■ **Your objective**
Each line below should be retyped exactly, with no pictures.

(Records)
··········
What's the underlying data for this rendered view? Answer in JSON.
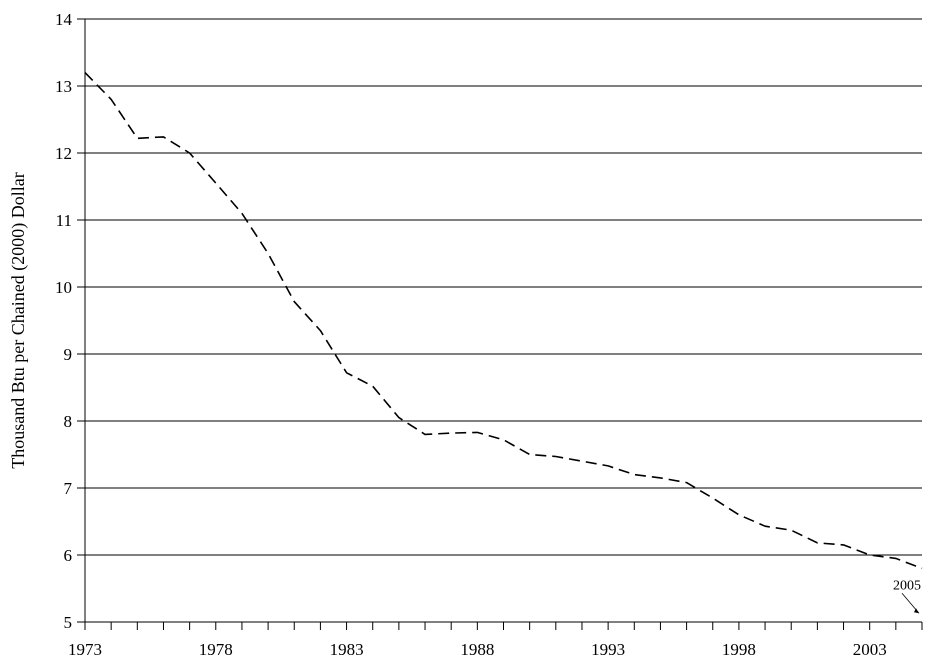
{
  "chart_data": {
    "type": "line",
    "title": "",
    "xlabel": "",
    "ylabel": "Thousand Btu per Chained (2000) Dollar",
    "xlim": [
      1973,
      2005
    ],
    "ylim": [
      5,
      14
    ],
    "x_tick_labels": [
      "1973",
      "1978",
      "1983",
      "1988",
      "1993",
      "1998",
      "2003"
    ],
    "y_tick_labels": [
      "5",
      "6",
      "7",
      "8",
      "9",
      "10",
      "11",
      "12",
      "13",
      "14"
    ],
    "grid": "horizontal",
    "line_style": "dashed",
    "line_color": "#000000",
    "series": [
      {
        "x": [
          1973,
          1974,
          1975,
          1976,
          1977,
          1978,
          1979,
          1980,
          1981,
          1982,
          1983,
          1984,
          1985,
          1986,
          1987,
          1988,
          1989,
          1990,
          1991,
          1992,
          1993,
          1994,
          1995,
          1996,
          1997,
          1998,
          1999,
          2000,
          2001,
          2002,
          2003,
          2004,
          2005
        ],
        "values": [
          13.2,
          12.8,
          12.22,
          12.24,
          12.0,
          11.55,
          11.1,
          10.5,
          9.78,
          9.35,
          8.72,
          8.52,
          8.05,
          7.8,
          7.82,
          7.83,
          7.72,
          7.5,
          7.47,
          7.4,
          7.33,
          7.2,
          7.15,
          7.08,
          6.85,
          6.6,
          6.43,
          6.37,
          6.18,
          6.15,
          6.0,
          5.95,
          5.8
        ]
      }
    ],
    "annotations": [
      {
        "text": "2005",
        "x": 2005,
        "y": 5.1
      }
    ]
  }
}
··········
■ **Exercise output**
What's the underlying data for this rendered view? Answer in JSON.
{
  "chart_data": {
    "type": "line",
    "title": "",
    "xlabel": "",
    "ylabel": "Thousand Btu per Chained (2000) Dollar",
    "xlim": [
      1973,
      2005
    ],
    "ylim": [
      5,
      14
    ],
    "x_tick_labels": [
      "1973",
      "1978",
      "1983",
      "1988",
      "1993",
      "1998",
      "2003"
    ],
    "y_tick_labels": [
      "5",
      "6",
      "7",
      "8",
      "9",
      "10",
      "11",
      "12",
      "13",
      "14"
    ],
    "grid": "horizontal",
    "line_style": "dashed",
    "line_color": "#000000",
    "series": [
      {
        "x": [
          1973,
          1974,
          1975,
          1976,
          1977,
          1978,
          1979,
          1980,
          1981,
          1982,
          1983,
          1984,
          1985,
          1986,
          1987,
          1988,
          1989,
          1990,
          1991,
          1992,
          1993,
          1994,
          1995,
          1996,
          1997,
          1998,
          1999,
          2000,
          2001,
          2002,
          2003,
          2004,
          2005
        ],
        "values": [
          13.2,
          12.8,
          12.22,
          12.24,
          12.0,
          11.55,
          11.1,
          10.5,
          9.78,
          9.35,
          8.72,
          8.52,
          8.05,
          7.8,
          7.82,
          7.83,
          7.72,
          7.5,
          7.47,
          7.4,
          7.33,
          7.2,
          7.15,
          7.08,
          6.85,
          6.6,
          6.43,
          6.37,
          6.18,
          6.15,
          6.0,
          5.95,
          5.8
        ]
      }
    ],
    "annotations": [
      {
        "text": "2005",
        "x": 2005,
        "y": 5.1
      }
    ]
  }
}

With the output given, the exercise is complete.